• [Stated problem]: Quote every line as written. Omit pictures.

-.-.-

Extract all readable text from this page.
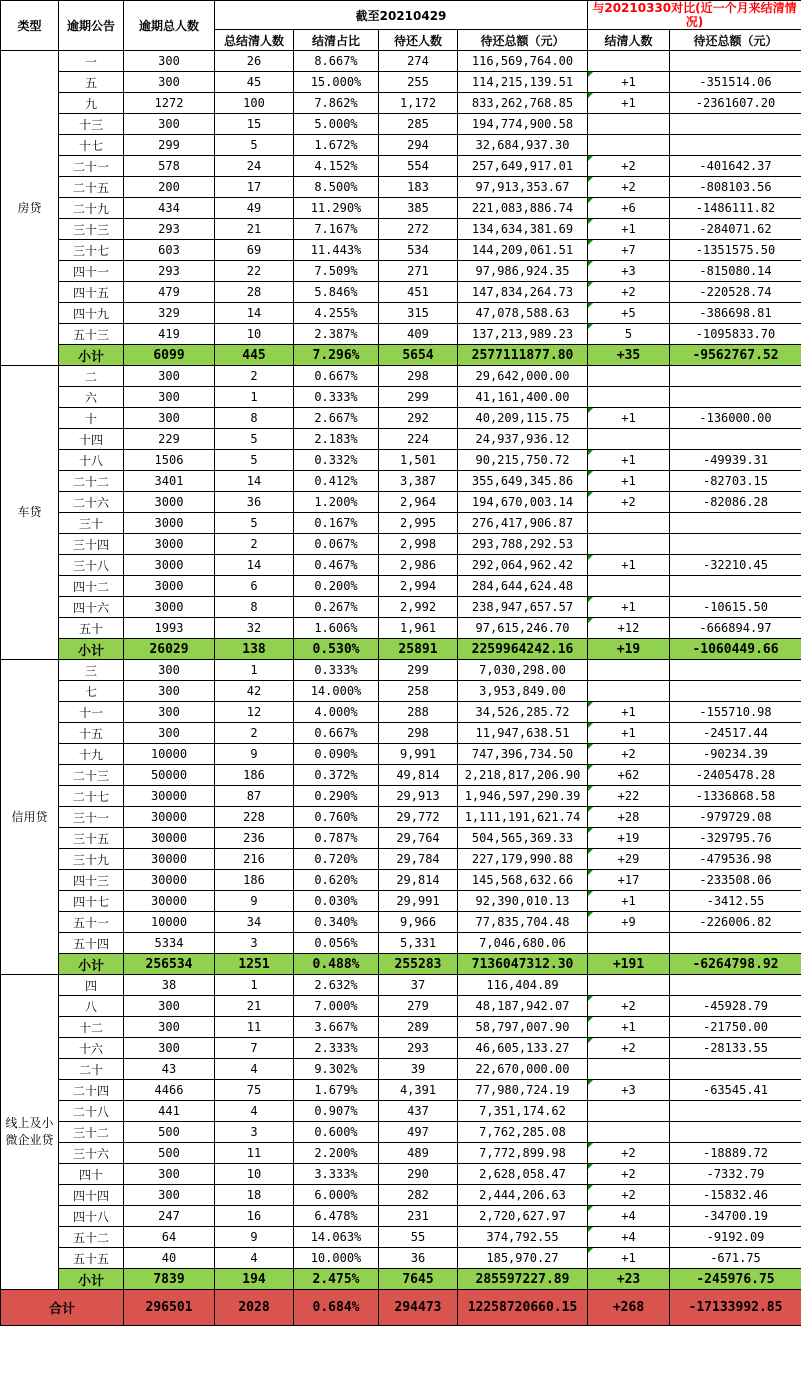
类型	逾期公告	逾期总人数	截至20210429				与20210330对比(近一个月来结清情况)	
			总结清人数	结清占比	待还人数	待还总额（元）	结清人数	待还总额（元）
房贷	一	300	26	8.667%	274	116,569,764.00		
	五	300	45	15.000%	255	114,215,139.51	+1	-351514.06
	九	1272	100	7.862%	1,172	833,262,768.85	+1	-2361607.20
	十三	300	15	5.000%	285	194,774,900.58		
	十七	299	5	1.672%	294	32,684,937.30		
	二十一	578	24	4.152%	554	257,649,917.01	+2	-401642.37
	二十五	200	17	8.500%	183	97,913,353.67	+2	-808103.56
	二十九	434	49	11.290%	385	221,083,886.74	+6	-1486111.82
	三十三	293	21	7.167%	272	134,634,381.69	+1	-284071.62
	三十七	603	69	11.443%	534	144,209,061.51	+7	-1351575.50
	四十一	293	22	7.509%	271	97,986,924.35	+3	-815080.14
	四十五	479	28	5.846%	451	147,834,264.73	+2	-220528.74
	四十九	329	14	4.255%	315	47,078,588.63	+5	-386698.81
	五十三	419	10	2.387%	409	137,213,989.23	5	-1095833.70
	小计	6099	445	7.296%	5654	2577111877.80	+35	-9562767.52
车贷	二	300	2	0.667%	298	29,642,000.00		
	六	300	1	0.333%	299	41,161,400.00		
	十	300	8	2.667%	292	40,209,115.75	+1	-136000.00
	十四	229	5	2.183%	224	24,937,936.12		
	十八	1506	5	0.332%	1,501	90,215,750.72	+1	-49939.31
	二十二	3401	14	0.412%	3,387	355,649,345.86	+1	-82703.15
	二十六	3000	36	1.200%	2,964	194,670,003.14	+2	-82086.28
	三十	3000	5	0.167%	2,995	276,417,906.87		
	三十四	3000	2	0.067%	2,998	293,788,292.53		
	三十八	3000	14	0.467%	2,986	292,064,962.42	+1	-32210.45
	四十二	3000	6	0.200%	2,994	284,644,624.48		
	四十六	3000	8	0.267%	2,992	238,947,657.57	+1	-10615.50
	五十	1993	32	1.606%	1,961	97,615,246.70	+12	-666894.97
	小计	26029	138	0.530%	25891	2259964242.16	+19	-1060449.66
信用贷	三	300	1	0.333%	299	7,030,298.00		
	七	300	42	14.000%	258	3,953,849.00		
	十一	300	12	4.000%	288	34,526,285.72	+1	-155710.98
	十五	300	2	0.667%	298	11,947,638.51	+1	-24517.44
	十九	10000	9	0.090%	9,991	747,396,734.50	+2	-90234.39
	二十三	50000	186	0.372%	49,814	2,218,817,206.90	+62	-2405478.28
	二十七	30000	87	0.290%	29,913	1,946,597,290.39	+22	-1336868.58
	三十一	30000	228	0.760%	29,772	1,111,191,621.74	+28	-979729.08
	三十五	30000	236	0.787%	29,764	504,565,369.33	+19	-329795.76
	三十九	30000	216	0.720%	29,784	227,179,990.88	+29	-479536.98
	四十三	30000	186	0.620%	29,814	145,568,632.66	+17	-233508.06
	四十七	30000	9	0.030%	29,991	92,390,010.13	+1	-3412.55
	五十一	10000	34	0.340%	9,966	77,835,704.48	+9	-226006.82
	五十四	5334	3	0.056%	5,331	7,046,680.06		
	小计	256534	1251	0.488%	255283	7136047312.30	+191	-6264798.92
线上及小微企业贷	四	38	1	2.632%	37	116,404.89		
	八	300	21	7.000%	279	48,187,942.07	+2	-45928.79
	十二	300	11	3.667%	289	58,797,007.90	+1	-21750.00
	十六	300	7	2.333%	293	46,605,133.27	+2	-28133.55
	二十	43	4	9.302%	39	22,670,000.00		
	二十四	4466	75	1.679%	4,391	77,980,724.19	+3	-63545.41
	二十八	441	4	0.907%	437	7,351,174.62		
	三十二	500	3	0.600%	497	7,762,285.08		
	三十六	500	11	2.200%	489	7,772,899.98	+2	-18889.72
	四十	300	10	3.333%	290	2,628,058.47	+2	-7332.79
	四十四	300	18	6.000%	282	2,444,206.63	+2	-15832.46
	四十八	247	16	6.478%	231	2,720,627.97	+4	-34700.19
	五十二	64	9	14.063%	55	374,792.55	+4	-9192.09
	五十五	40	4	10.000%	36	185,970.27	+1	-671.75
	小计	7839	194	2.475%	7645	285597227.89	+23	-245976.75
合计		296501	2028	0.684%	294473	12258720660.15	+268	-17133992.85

-.-.-

• [Full output]:
Extract all readable text from this page.
类型	逾期公告	逾期总人数	截至20210429				与20210330对比(近一个月来结清情况)	
			总结清人数	结清占比	待还人数	待还总额（元）	结清人数	待还总额（元）
房贷	一	300	26	8.667%	274	116,569,764.00		
	五	300	45	15.000%	255	114,215,139.51	+1	-351514.06
	九	1272	100	7.862%	1,172	833,262,768.85	+1	-2361607.20
	十三	300	15	5.000%	285	194,774,900.58		
	十七	299	5	1.672%	294	32,684,937.30		
	二十一	578	24	4.152%	554	257,649,917.01	+2	-401642.37
	二十五	200	17	8.500%	183	97,913,353.67	+2	-808103.56
	二十九	434	49	11.290%	385	221,083,886.74	+6	-1486111.82
	三十三	293	21	7.167%	272	134,634,381.69	+1	-284071.62
	三十七	603	69	11.443%	534	144,209,061.51	+7	-1351575.50
	四十一	293	22	7.509%	271	97,986,924.35	+3	-815080.14
	四十五	479	28	5.846%	451	147,834,264.73	+2	-220528.74
	四十九	329	14	4.255%	315	47,078,588.63	+5	-386698.81
	五十三	419	10	2.387%	409	137,213,989.23	5	-1095833.70
	小计	6099	445	7.296%	5654	2577111877.80	+35	-9562767.52
车贷	二	300	2	0.667%	298	29,642,000.00		
	六	300	1	0.333%	299	41,161,400.00		
	十	300	8	2.667%	292	40,209,115.75	+1	-136000.00
	十四	229	5	2.183%	224	24,937,936.12		
	十八	1506	5	0.332%	1,501	90,215,750.72	+1	-49939.31
	二十二	3401	14	0.412%	3,387	355,649,345.86	+1	-82703.15
	二十六	3000	36	1.200%	2,964	194,670,003.14	+2	-82086.28
	三十	3000	5	0.167%	2,995	276,417,906.87		
	三十四	3000	2	0.067%	2,998	293,788,292.53		
	三十八	3000	14	0.467%	2,986	292,064,962.42	+1	-32210.45
	四十二	3000	6	0.200%	2,994	284,644,624.48		
	四十六	3000	8	0.267%	2,992	238,947,657.57	+1	-10615.50
	五十	1993	32	1.606%	1,961	97,615,246.70	+12	-666894.97
	小计	26029	138	0.530%	25891	2259964242.16	+19	-1060449.66
信用贷	三	300	1	0.333%	299	7,030,298.00		
	七	300	42	14.000%	258	3,953,849.00		
	十一	300	12	4.000%	288	34,526,285.72	+1	-155710.98
	十五	300	2	0.667%	298	11,947,638.51	+1	-24517.44
	十九	10000	9	0.090%	9,991	747,396,734.50	+2	-90234.39
	二十三	50000	186	0.372%	49,814	2,218,817,206.90	+62	-2405478.28
	二十七	30000	87	0.290%	29,913	1,946,597,290.39	+22	-1336868.58
	三十一	30000	228	0.760%	29,772	1,111,191,621.74	+28	-979729.08
	三十五	30000	236	0.787%	29,764	504,565,369.33	+19	-329795.76
	三十九	30000	216	0.720%	29,784	227,179,990.88	+29	-479536.98
	四十三	30000	186	0.620%	29,814	145,568,632.66	+17	-233508.06
	四十七	30000	9	0.030%	29,991	92,390,010.13	+1	-3412.55
	五十一	10000	34	0.340%	9,966	77,835,704.48	+9	-226006.82
	五十四	5334	3	0.056%	5,331	7,046,680.06		
	小计	256534	1251	0.488%	255283	7136047312.30	+191	-6264798.92
线上及小微企业贷	四	38	1	2.632%	37	116,404.89		
	八	300	21	7.000%	279	48,187,942.07	+2	-45928.79
	十二	300	11	3.667%	289	58,797,007.90	+1	-21750.00
	十六	300	7	2.333%	293	46,605,133.27	+2	-28133.55
	二十	43	4	9.302%	39	22,670,000.00		
	二十四	4466	75	1.679%	4,391	77,980,724.19	+3	-63545.41
	二十八	441	4	0.907%	437	7,351,174.62		
	三十二	500	3	0.600%	497	7,762,285.08		
	三十六	500	11	2.200%	489	7,772,899.98	+2	-18889.72
	四十	300	10	3.333%	290	2,628,058.47	+2	-7332.79
	四十四	300	18	6.000%	282	2,444,206.63	+2	-15832.46
	四十八	247	16	6.478%	231	2,720,627.97	+4	-34700.19
	五十二	64	9	14.063%	55	374,792.55	+4	-9192.09
	五十五	40	4	10.000%	36	185,970.27	+1	-671.75
	小计	7839	194	2.475%	7645	285597227.89	+23	-245976.75
合计		296501	2028	0.684%	294473	12258720660.15	+268	-17133992.85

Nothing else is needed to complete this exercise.